== Data supplied ==

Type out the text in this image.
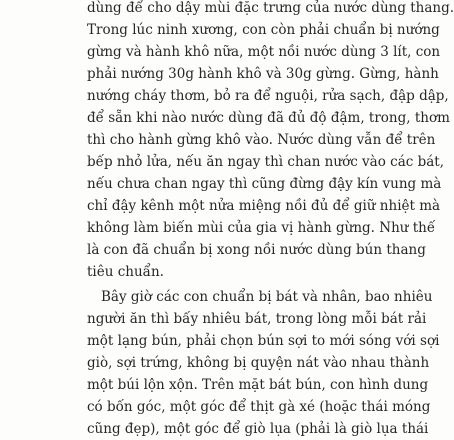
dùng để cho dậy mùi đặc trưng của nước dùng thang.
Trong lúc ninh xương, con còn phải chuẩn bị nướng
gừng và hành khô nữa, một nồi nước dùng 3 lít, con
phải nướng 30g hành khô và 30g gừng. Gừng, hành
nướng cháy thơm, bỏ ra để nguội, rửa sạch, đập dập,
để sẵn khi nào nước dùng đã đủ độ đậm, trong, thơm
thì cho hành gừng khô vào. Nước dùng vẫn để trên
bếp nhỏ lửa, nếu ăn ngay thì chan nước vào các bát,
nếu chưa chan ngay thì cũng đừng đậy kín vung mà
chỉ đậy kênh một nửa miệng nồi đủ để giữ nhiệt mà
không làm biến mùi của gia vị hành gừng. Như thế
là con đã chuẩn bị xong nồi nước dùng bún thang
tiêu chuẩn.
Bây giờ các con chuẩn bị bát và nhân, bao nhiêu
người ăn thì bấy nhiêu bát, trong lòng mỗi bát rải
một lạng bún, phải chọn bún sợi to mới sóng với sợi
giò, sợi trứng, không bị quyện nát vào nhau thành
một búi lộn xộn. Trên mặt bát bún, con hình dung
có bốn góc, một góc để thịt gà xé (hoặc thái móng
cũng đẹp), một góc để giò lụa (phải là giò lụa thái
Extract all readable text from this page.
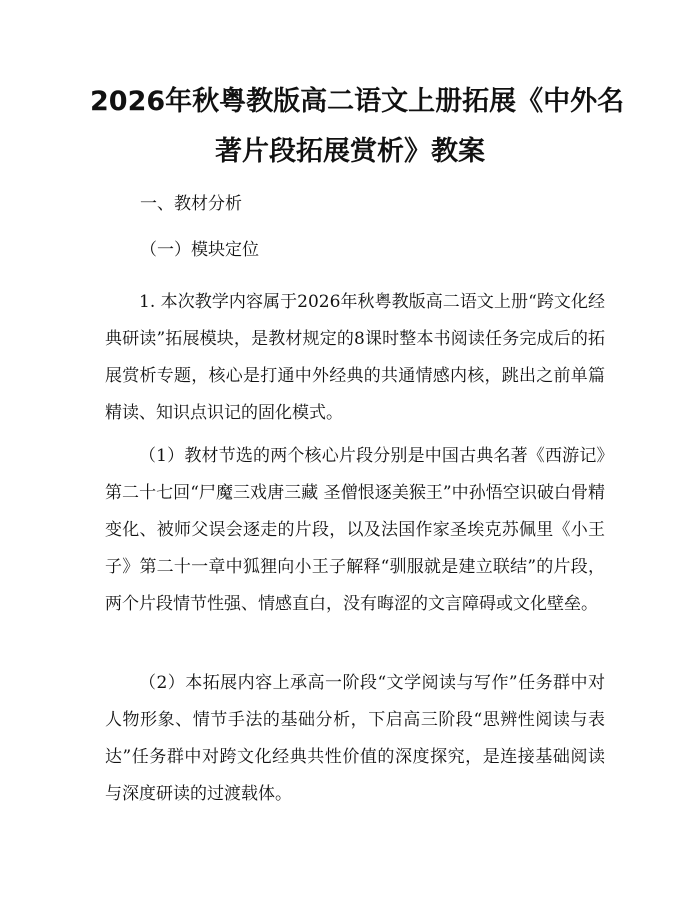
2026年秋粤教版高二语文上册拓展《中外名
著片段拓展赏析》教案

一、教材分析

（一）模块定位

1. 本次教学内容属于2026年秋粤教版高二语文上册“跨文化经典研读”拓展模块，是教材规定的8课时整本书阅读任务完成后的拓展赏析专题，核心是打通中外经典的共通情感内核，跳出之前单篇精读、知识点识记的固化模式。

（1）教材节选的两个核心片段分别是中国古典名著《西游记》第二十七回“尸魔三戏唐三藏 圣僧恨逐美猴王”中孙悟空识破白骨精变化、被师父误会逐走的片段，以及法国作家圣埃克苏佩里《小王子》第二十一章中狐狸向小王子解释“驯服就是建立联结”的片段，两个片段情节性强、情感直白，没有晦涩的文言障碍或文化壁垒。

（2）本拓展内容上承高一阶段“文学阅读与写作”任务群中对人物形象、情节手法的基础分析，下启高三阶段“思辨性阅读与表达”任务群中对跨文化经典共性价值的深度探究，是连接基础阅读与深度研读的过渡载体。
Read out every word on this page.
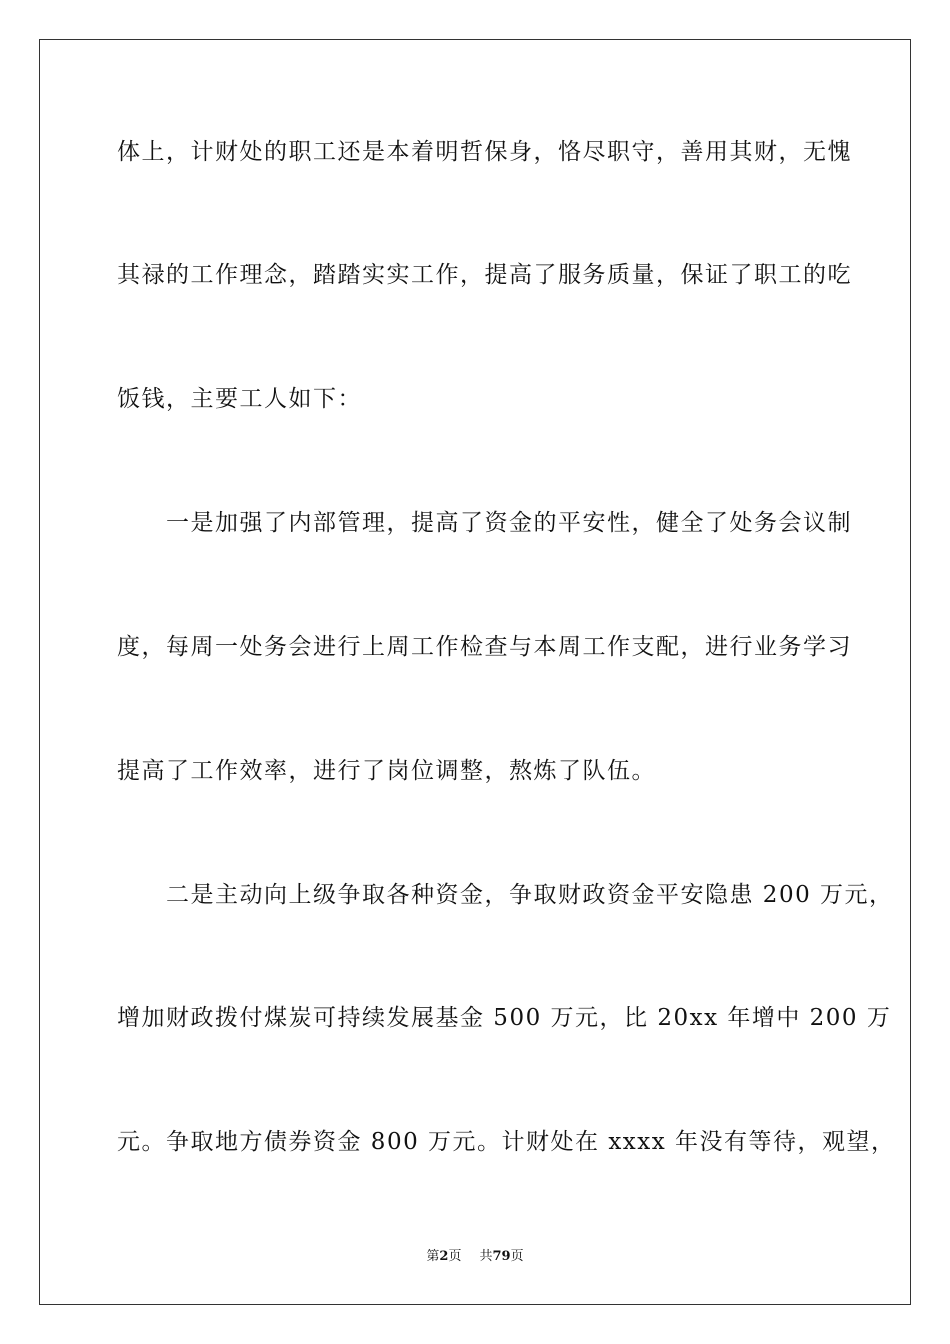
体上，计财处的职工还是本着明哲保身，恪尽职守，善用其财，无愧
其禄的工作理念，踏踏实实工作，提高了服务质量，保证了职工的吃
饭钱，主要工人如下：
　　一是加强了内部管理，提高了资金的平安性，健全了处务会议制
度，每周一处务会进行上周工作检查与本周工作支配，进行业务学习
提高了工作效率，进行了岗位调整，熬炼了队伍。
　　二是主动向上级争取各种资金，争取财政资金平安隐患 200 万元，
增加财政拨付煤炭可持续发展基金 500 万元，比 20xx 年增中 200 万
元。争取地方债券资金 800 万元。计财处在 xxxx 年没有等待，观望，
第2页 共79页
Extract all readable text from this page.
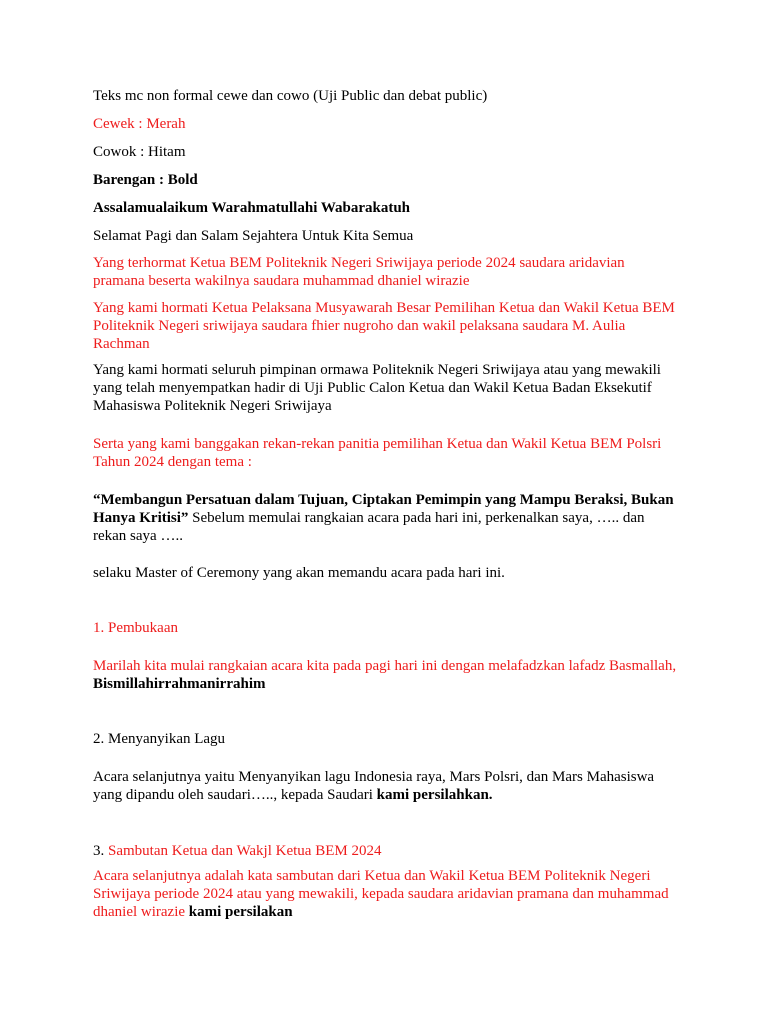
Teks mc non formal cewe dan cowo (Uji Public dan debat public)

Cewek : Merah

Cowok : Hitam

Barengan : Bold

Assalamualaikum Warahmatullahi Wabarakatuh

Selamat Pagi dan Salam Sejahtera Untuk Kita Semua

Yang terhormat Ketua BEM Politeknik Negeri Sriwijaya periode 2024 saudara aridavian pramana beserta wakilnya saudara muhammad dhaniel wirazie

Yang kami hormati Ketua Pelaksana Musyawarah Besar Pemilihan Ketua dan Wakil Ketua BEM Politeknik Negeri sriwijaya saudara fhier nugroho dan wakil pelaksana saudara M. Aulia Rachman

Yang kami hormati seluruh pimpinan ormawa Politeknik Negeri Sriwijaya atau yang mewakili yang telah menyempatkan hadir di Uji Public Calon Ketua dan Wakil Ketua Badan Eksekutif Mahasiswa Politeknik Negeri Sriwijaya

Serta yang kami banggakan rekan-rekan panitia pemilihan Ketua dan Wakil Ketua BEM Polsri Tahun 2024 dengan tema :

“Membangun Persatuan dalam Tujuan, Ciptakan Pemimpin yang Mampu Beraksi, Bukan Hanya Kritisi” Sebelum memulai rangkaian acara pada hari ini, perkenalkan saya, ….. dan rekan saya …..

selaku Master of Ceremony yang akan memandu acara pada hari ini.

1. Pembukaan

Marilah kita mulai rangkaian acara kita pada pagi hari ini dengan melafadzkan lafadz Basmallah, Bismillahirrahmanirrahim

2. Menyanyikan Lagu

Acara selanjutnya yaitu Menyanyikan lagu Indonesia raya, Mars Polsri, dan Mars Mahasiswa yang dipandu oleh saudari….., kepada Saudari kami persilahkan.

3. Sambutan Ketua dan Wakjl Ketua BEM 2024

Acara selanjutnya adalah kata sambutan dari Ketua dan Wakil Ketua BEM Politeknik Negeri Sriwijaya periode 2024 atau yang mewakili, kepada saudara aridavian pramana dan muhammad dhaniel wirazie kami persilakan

===
== Data supplied ==

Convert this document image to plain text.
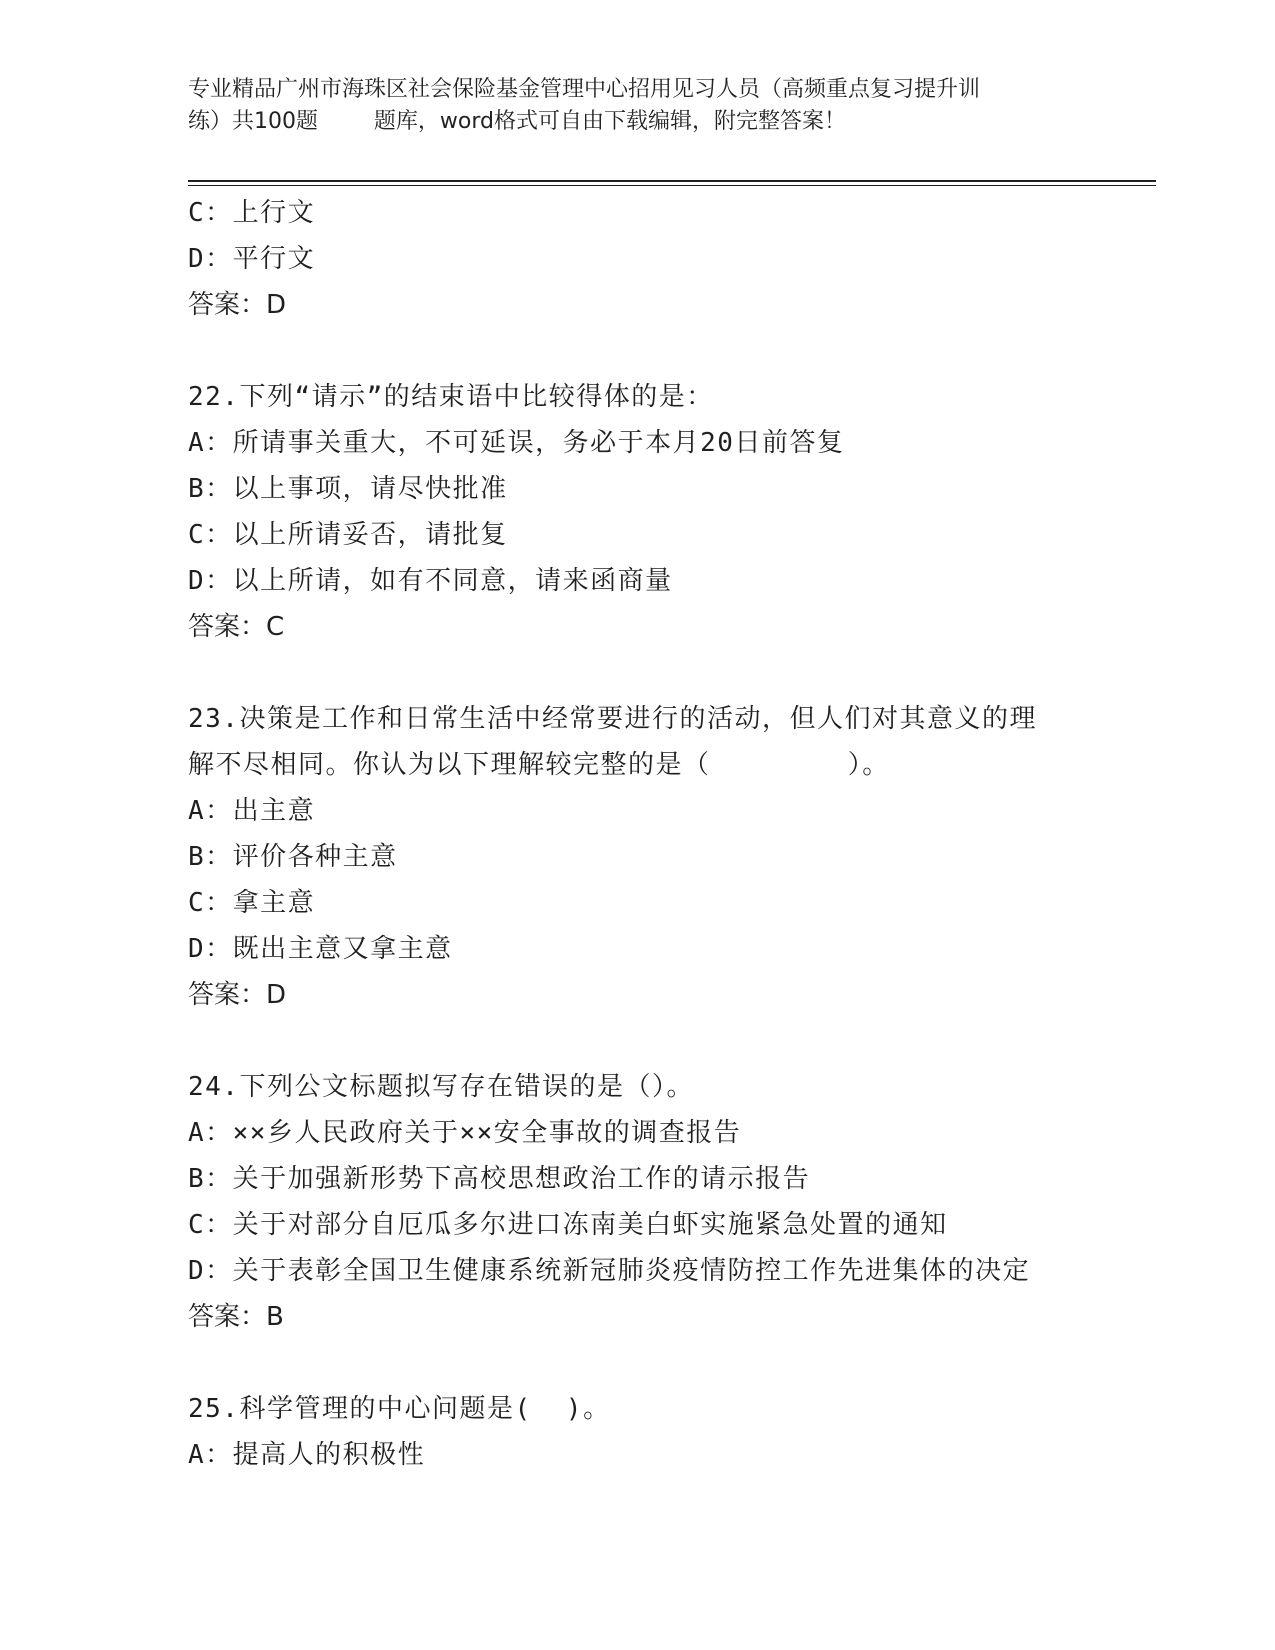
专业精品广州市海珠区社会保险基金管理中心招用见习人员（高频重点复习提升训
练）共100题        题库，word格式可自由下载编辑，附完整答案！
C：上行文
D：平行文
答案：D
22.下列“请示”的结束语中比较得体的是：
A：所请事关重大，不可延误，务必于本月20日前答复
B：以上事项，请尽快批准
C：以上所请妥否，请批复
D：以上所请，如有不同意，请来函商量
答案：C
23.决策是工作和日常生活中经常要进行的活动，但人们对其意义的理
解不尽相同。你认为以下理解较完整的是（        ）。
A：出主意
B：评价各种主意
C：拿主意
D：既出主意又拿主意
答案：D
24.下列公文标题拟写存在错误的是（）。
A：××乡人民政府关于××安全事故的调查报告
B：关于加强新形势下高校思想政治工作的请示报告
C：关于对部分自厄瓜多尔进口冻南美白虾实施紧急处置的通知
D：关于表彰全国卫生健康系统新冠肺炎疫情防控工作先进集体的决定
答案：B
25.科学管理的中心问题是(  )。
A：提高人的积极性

===
== Data supplied ==

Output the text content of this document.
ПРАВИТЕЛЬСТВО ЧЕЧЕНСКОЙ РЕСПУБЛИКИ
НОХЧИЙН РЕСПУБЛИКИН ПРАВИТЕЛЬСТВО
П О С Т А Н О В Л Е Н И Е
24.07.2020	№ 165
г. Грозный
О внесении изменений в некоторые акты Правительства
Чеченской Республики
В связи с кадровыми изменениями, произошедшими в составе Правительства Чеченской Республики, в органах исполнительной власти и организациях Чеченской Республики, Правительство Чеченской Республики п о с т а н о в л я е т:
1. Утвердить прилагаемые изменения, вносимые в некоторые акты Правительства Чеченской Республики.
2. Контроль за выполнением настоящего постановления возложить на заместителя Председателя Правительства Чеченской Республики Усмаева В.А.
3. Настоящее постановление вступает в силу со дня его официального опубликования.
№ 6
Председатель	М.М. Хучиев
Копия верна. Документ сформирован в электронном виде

===

> Given task
Copy each line above where the string "pramana" occurs.

> Output of the exercise
Yang terhormat Ketua BEM Politeknik Negeri Sriwijaya periode 2024 saudara aridavian pramana beserta wakilnya saudara muhammad dhaniel wirazie
Acara selanjutnya adalah kata sambutan dari Ketua dan Wakil Ketua BEM Politeknik Negeri Sriwijaya periode 2024 atau yang mewakili, kepada saudara aridavian pramana dan muhammad dhaniel wirazie kami persilakan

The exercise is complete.